====== Sumber
Pada rapat kerja dengan Ketua Komite Rakyat Kota Ho Chi Minh Nguyen Van Duoc beserta instansi terkait akhir pekan lalu, Bapak Jun Sung Ho, Direktur Jenderal Lotte Properties HCMC Co., Ltd. (Lotte, Korea) - investor proyek Thu Thiem Eco Smart City (kelurahan An Khanh), menyampaikan keinginannya untuk melanjutkan pelaksanaan proyek tersebut jika Kota Ho Chi Minh menghilangkan hambatan investasi, khususnya pembebasan biaya tambahan penggunaan lahan proyek sebesar 5,4%/tahun.
100 proyek dengan kewajiban keuangan
Ketua Komite Rakyat Kota Ho Chi Minh, Nguyen Van Duoc, telah mengapresiasi rekomendasi dari berbagai perusahaan dan menyatakan akan melaporkannya kepada Pemerintah Pusat untuk dipertimbangkan solusi yang tepat. Para pemimpin kota menyambut baik dukungan Lotte, berbagi kesulitan, dan melaksanakan proyek sesuai jadwal.
Sebenarnya, masalah yang diangkat Lotte bukanlah kasus yang terisolasi. Sebelumnya, investor proyek Empire City—perusahaan patungan Empire City—juga telah mengirimkan dokumen kepada Komite Rakyat Kota Ho Chi Minh untuk meminta peninjauan atas kewajiban keuangan yang timbul. Menurut unit ini, sejak 2017, perusahaan telah menyelesaikan kewajiban keuangannya sebesar hampir VND 3.600 miliar, dan keputusan alokasi lahan kota juga dengan jelas menyatakan bahwa perusahaan "tidak perlu membayar lebih" ketika beralih dari sewa lahan sekali pakai menjadi alokasi lahan dengan biaya penggunaan lahan. Atas dasar itu, proyek telah menyelesaikan dan menyerahkan tiga klaster pekerjaan, setara dengan sekitar 1.200 unit apartemen, kepada warga. Namun, kewajiban membayar biaya penggunaan lahan tambahan dianggap sebagai "beban berat", yang secara serius memengaruhi arus modal dan rencana bisnis.

Salah satu sudut proyek Empire City menghadapi kesulitan prosedural. Foto: HOANG TRIEU
Demikian pula, otoritas pajak Kota Ho Chi Minh baru-baru ini menerbitkan dokumen yang meminta Perusahaan Saham Gabungan Investasi Real Estat Hung Loc Phat untuk membayar tambahan VND400 miliar untuk proyek Green Star Sky Garden. Menurut Asosiasi Real Estat Kota Ho Chi Minh (HoREA), kota tersebut saat ini memiliki sekitar 100 proyek real estat komersial yang "menunggu" pemberitahuan kewajiban keuangan, termasuk banyak proyek skala besar dari perusahaan-perusahaan seperti Novaland , Hung Thinh Land, dan TTC Land.
============
Tugas:
Tulis ulang persis sebagian artikel tentang proyek properti di Kota Ho Chi Minh. Mulailah dari bagian yang memuat "Salah satu sudut", lalu berhenti setelah "dan TTC Land.". Data-data ini sama sekali tidak dipakai di sini.
====== Baris Data
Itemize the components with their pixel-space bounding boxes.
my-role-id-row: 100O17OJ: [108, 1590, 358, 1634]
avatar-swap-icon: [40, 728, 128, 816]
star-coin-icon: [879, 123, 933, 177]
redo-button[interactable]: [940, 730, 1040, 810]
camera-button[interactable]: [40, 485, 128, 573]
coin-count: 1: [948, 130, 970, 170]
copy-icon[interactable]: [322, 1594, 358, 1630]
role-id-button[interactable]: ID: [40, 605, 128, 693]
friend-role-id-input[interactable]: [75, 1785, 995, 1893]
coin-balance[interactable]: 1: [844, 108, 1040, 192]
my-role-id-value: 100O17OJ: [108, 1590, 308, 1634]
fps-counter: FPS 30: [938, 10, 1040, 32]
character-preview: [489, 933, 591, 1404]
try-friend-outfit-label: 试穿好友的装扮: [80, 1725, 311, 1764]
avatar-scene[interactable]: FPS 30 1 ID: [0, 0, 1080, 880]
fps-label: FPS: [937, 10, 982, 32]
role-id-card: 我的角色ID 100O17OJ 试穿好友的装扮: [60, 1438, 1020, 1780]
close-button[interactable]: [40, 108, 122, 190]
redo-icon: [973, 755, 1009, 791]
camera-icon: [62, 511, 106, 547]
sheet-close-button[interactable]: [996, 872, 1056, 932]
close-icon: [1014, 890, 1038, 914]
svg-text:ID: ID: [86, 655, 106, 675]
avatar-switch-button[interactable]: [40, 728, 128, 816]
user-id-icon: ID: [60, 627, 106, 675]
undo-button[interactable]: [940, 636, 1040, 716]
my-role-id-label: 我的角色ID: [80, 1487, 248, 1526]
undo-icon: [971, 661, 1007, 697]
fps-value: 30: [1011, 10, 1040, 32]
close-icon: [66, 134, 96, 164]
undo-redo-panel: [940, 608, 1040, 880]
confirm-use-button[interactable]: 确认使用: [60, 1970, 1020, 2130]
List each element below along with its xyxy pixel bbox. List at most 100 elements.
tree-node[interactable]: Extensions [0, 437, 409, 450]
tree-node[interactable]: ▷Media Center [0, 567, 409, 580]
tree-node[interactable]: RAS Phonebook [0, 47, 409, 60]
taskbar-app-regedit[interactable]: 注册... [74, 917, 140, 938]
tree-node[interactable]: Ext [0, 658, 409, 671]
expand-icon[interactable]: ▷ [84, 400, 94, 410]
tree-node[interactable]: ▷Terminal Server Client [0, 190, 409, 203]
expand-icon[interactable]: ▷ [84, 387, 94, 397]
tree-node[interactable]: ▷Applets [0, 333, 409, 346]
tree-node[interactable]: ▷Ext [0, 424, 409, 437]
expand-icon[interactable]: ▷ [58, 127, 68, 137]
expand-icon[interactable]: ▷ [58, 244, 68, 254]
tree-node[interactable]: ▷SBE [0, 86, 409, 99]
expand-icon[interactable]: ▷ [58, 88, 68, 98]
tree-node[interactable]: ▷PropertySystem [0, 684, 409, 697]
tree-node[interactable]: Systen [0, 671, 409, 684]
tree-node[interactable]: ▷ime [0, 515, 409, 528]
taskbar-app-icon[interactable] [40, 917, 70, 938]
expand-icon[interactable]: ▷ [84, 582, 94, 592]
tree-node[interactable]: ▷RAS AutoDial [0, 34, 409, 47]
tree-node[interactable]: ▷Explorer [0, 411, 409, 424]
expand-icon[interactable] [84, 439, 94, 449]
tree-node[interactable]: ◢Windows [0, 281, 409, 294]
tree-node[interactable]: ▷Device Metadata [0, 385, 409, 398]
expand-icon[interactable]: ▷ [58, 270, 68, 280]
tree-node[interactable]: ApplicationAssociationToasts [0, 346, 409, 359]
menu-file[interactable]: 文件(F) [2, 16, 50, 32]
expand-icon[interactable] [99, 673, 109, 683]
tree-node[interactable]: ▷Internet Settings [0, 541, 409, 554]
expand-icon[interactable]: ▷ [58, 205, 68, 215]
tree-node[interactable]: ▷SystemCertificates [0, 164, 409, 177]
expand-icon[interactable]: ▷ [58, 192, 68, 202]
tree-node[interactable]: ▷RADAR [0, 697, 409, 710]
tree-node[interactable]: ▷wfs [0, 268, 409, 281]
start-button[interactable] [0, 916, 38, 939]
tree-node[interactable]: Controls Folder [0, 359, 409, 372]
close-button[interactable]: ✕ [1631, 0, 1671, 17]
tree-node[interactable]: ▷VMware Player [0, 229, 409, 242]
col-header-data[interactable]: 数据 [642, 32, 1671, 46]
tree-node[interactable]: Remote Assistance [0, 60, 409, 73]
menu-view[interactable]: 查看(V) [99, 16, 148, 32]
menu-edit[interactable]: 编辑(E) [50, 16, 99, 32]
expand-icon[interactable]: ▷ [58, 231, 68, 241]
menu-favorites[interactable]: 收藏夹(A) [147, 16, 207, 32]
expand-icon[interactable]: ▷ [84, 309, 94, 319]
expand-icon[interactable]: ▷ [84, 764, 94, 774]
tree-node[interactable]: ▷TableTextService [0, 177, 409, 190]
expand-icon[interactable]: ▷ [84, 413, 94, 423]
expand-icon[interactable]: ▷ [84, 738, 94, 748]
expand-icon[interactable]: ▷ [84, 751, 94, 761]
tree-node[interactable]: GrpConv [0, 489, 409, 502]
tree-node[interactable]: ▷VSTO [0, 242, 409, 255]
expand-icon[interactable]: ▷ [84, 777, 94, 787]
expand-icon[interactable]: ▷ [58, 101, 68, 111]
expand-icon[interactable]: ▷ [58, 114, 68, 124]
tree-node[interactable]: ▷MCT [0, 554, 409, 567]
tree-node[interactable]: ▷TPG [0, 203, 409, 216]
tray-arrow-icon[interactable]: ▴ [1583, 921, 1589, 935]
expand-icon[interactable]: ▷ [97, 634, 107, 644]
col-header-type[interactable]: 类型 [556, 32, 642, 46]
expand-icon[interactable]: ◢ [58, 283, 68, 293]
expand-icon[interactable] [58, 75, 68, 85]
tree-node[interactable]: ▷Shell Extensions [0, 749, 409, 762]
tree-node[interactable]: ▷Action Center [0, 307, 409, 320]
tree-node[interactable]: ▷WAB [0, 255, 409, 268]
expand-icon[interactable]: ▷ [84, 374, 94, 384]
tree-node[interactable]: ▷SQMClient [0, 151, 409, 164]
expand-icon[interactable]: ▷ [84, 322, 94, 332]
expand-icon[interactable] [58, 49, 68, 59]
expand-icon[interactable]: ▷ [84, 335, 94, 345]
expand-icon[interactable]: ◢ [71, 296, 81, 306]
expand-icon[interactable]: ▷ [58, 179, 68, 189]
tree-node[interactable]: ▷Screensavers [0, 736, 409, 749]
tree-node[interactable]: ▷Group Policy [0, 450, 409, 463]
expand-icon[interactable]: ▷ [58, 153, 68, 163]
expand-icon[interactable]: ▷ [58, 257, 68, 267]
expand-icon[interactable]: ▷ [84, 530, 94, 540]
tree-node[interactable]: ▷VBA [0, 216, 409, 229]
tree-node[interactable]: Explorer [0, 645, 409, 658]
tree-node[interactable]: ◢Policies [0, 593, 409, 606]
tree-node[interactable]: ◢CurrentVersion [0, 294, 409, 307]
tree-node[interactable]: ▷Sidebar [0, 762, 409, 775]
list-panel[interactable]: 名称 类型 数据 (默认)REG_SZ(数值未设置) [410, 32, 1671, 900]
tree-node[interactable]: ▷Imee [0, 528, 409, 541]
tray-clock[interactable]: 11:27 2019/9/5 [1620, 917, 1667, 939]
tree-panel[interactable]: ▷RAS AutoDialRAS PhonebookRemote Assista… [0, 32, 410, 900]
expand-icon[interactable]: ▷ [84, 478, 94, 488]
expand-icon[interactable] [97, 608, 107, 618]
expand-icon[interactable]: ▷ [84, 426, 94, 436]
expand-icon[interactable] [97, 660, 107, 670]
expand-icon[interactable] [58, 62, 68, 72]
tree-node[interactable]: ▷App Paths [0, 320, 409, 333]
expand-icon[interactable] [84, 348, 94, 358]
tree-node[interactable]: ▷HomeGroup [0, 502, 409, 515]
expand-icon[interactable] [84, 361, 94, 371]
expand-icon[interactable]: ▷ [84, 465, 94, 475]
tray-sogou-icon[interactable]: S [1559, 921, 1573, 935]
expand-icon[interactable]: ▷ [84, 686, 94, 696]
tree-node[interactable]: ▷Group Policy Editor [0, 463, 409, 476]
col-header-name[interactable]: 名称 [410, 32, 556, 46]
============
Jawaban yang Diharapkan:
Salah satu sudut proyek Empire City menghadapi kesulitan prosedural. Foto: HOANG TRIEU
Demikian pula, otoritas pajak Kota Ho Chi Minh baru-baru ini menerbitkan dokumen yang meminta Perusahaan Saham Gabungan Investasi Real Estat Hung Loc Phat untuk membayar tambahan VND400 miliar untuk proyek Green Star Sky Garden. Menurut Asosiasi Real Estat Kota Ho Chi Minh (HoREA), kota tersebut saat ini memiliki sekitar 100 proyek real estat komersial yang "menunggu" pemberitahuan kewajiban keuangan, termasuk banyak proyek skala besar dari perusahaan-perusahaan seperti Novaland , Hung Thinh Land, dan TTC Land.